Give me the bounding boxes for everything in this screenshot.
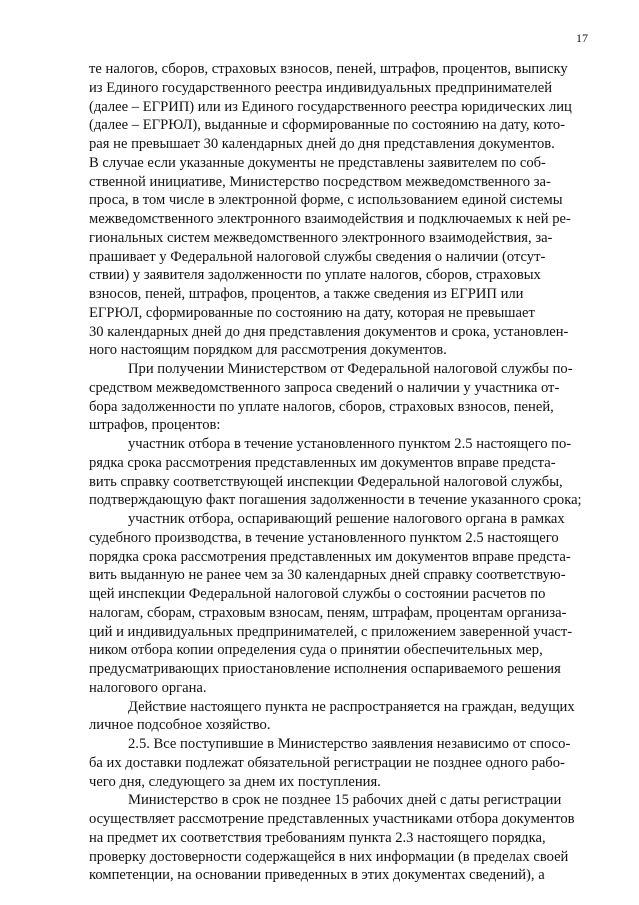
paragraph-review-period: Министерство в срок не позднее 15 рабочих дней с даты регистрации осуществляет рассмотрение представленных участниками отбора документов на предмет их соответствия требованиям пункта 2.3 настоящего порядка, проверку достоверности содержащейся в них информации (в пределах своей компетенции, на основании приведенных в этих документах сведений), а	[89, 792, 575, 884]
page-number: 17	[576, 31, 588, 45]
document-body	[89, 60, 594, 885]
paragraph-ministry-request: При получении Министерством от Федеральной налоговой службы по- средством межведомственного запроса сведений о наличии у участника от- бора задолженности по уплате налогов, сборов, страховых взносов, пеней, штрафов, процентов:	[89, 361, 573, 434]
paragraph-continuation: те налогов, сборов, страховых взносов, пеней, штрафов, процентов, выписку из Единого государственного реестра индивидуальных предпринимателей (далее – ЕГРИП) или из Единого государственного реестра юридических лиц (далее – ЕГРЮЛ), выданные и сформированные по состоянию на дату, кото- рая не превышает 30 календарных дней до дня представления документов. В случае если указанные документы не представлены заявителем по соб- ственной инициативе, Министерство посредством межведомственного за- проса, в том числе в электронной форме, с использованием единой системы межведомственного электронного взаимодействия и подключаемых к ней ре- гиональных систем межведомственного электронного взаимодействия, за- прашивает у Федеральной налоговой службы сведения о наличии (отсут- ствии) у заявителя задолженности по уплате налогов, сборов, страховых взносов, пеней, штрафов, процентов, а также сведения из ЕГРИП или ЕГРЮЛ, сформированные по состоянию на дату, которая не превышает 30 календарных дней до дня представления документов и срока, установлен- ного настоящим порядком для рассмотрения документов.	[89, 61, 572, 359]
paragraph-registration: 2.5. Все поступившие в Министерство заявления независимо от спосо- ба их доставки подлежат обязательной регистрации не позднее одного рабо- чего дня, следующего за днем их поступления.	[89, 736, 571, 790]
paragraph-debt-repayment-certificate: участник отбора в течение установленного пунктом 2.5 настоящего по- рядка срока рассмотрения представленных им документов вправе предста- вить справку соответствующей инспекции Федеральной налоговой службы, подтверждающую факт погашения задолженности в течение указанного срока;	[89, 436, 582, 509]
paragraph-court-dispute: участник отбора, оспаривающий решение налогового органа в рамках судебного производства, в течение установленного пунктом 2.5 настоящего порядка срока рассмотрения представленных им документов вправе предста- вить выданную не ранее чем за 30 календарных дней справку соответствую- щей инспекции Федеральной налоговой службы о состоянии расчетов по налогам, сборам, страховым взносам, пеням, штрафам, процентам организа- ций и индивидуальных предпринимателей, с приложением заверенной участ- ником отбора копии определения суда о принятии обеспечительных мер, предусматривающих приостановление исполнения оспариваемого решения налогового органа.	[89, 511, 573, 696]
paragraph-exception: Действие настоящего пункта не распространяется на граждан, ведущих личное подсобное хозяйство.	[89, 698, 575, 734]
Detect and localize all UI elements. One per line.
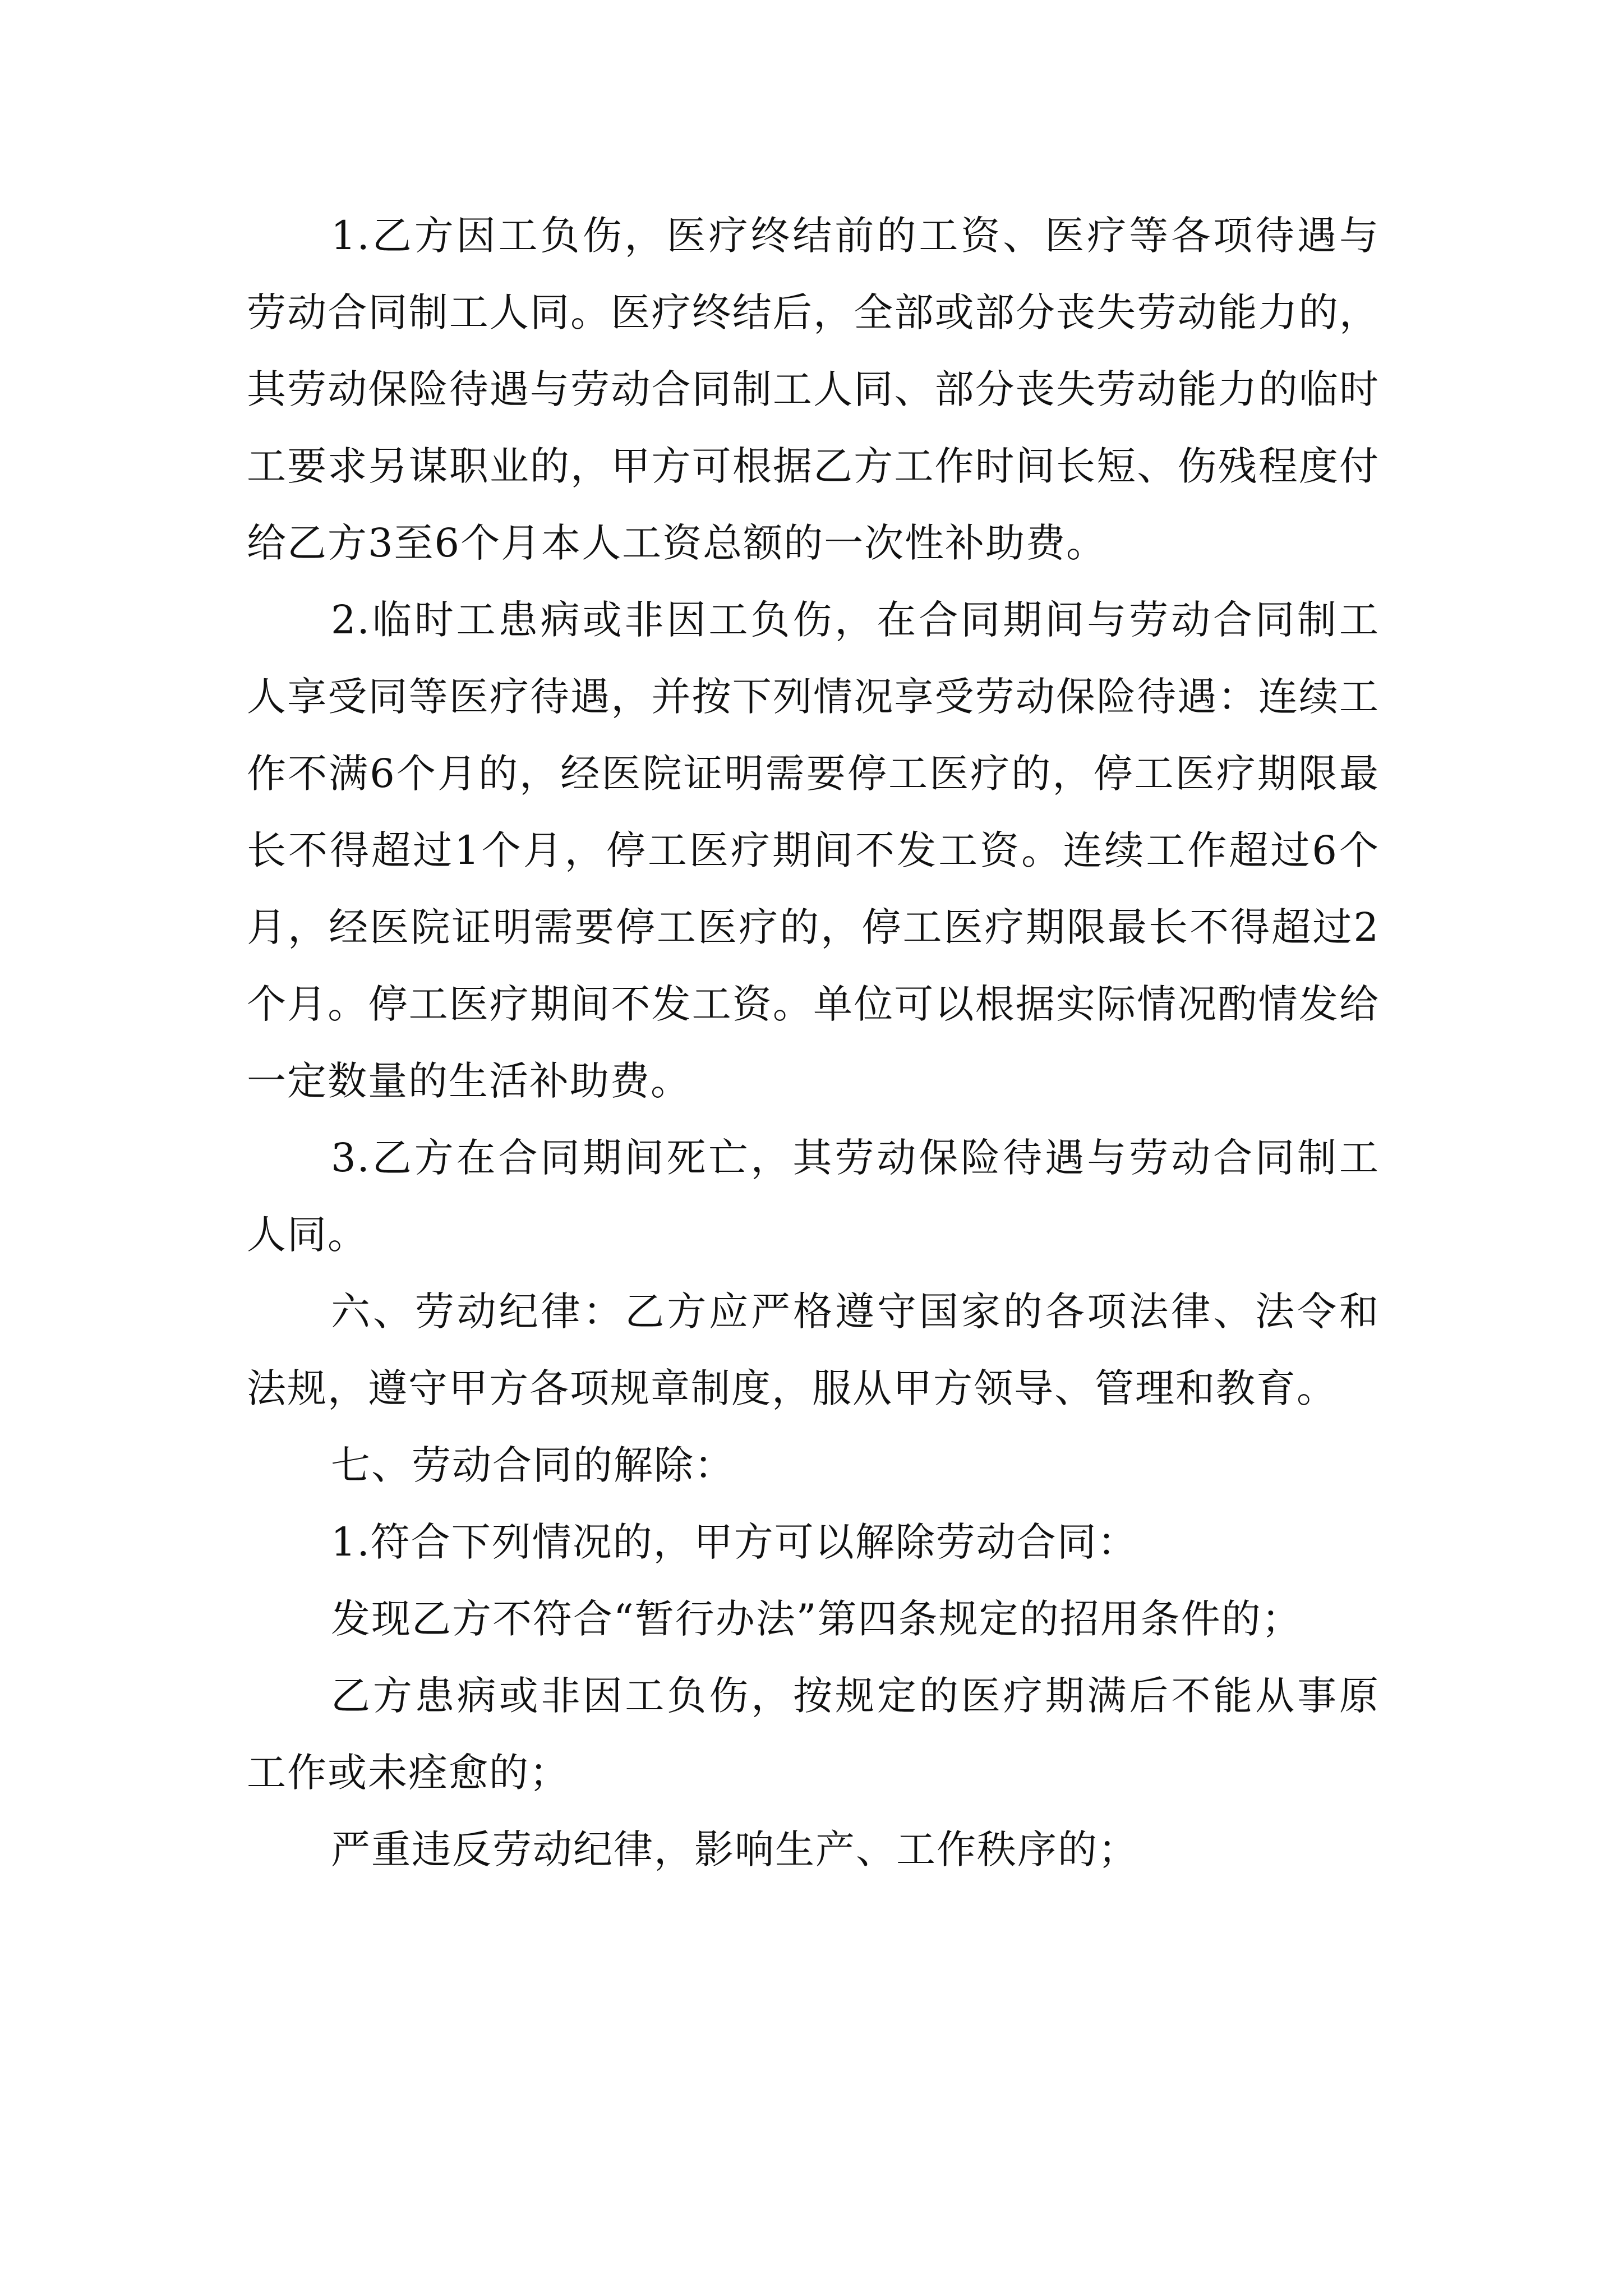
paragraph-work-injury-benefits: 1.乙方因工负伤，医疗终结前的工资、医疗等各项待遇与劳动合同制工人同。医疗终结后，全部或部分丧失劳动能力的，其劳动保险待遇与劳动合同制工人同、部分丧失劳动能力的临时工要求另谋职业的，甲方可根据乙方工作时间长短、伤残程度付给乙方3至6个月本人工资总额的一次性补助费。: [247, 213, 1380, 566]
document-body: [247, 197, 1380, 1888]
paragraph-condition-illness: 乙方患病或非因工负伤，按规定的医疗期满后不能从事原工作或未痊愈的；: [247, 1673, 1380, 1796]
paragraph-labor-discipline: 六、劳动纪律：乙方应严格遵守国家的各项法律、法令和法规，遵守甲方各项规章制度，服从甲方领导、管理和教育。: [247, 1289, 1380, 1411]
paragraph-condition-recruitment: 发现乙方不符合“暂行办法”第四条规定的招用条件的；: [331, 1596, 1302, 1642]
paragraph-termination-conditions: 1.符合下列情况的，甲方可以解除劳动合同：: [331, 1519, 1138, 1565]
paragraph-contract-termination-heading: 七、劳动合同的解除：: [331, 1442, 735, 1488]
paragraph-illness-benefits: 2.临时工患病或非因工负伤，在合同期间与劳动合同制工人享受同等医疗待遇，并按下列情况享受劳动保险待遇：连续工作不满6个月的，经医院证明需要停工医疗的，停工医疗期限最长不得超过1个月，停工医疗期间不发工资。连续工作超过6个月，经医院证明需要停工医疗的，停工医疗期限最长不得超过2个月。停工医疗期间不发工资。单位可以根据实际情况酌情发给一定数量的生活补助费。: [247, 597, 1380, 1104]
paragraph-condition-discipline: 严重违反劳动纪律，影响生产、工作秩序的；: [331, 1826, 1138, 1872]
paragraph-death-benefits: 3.乙方在合同期间死亡，其劳动保险待遇与劳动合同制工人同。: [247, 1135, 1380, 1258]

§

§ **PROBLEM REQUIREMENTS**:
Retype the material character for character, beginning at the line that contains "213, 1380, 566]" and stopping after the final line of the material. Include both of those lines.

§ **REPLY TO THE EXERCISE**:
paragraph-work-injury-benefits: 1.乙方因工负伤，医疗终结前的工资、医疗等各项待遇与劳动合同制工人同。医疗终结后，全部或部分丧失劳动能力的，其劳动保险待遇与劳动合同制工人同、部分丧失劳动能力的临时工要求另谋职业的，甲方可根据乙方工作时间长短、伤残程度付给乙方3至6个月本人工资总额的一次性补助费。: [247, 213, 1380, 566]
document-body: [247, 197, 1380, 1888]
paragraph-condition-illness: 乙方患病或非因工负伤，按规定的医疗期满后不能从事原工作或未痊愈的；: [247, 1673, 1380, 1796]
paragraph-labor-discipline: 六、劳动纪律：乙方应严格遵守国家的各项法律、法令和法规，遵守甲方各项规章制度，服从甲方领导、管理和教育。: [247, 1289, 1380, 1411]
paragraph-condition-recruitment: 发现乙方不符合“暂行办法”第四条规定的招用条件的；: [331, 1596, 1302, 1642]
paragraph-termination-conditions: 1.符合下列情况的，甲方可以解除劳动合同：: [331, 1519, 1138, 1565]
paragraph-contract-termination-heading: 七、劳动合同的解除：: [331, 1442, 735, 1488]
paragraph-illness-benefits: 2.临时工患病或非因工负伤，在合同期间与劳动合同制工人享受同等医疗待遇，并按下列情况享受劳动保险待遇：连续工作不满6个月的，经医院证明需要停工医疗的，停工医疗期限最长不得超过1个月，停工医疗期间不发工资。连续工作超过6个月，经医院证明需要停工医疗的，停工医疗期限最长不得超过2个月。停工医疗期间不发工资。单位可以根据实际情况酌情发给一定数量的生活补助费。: [247, 597, 1380, 1104]
paragraph-condition-discipline: 严重违反劳动纪律，影响生产、工作秩序的；: [331, 1826, 1138, 1872]
paragraph-death-benefits: 3.乙方在合同期间死亡，其劳动保险待遇与劳动合同制工人同。: [247, 1135, 1380, 1258]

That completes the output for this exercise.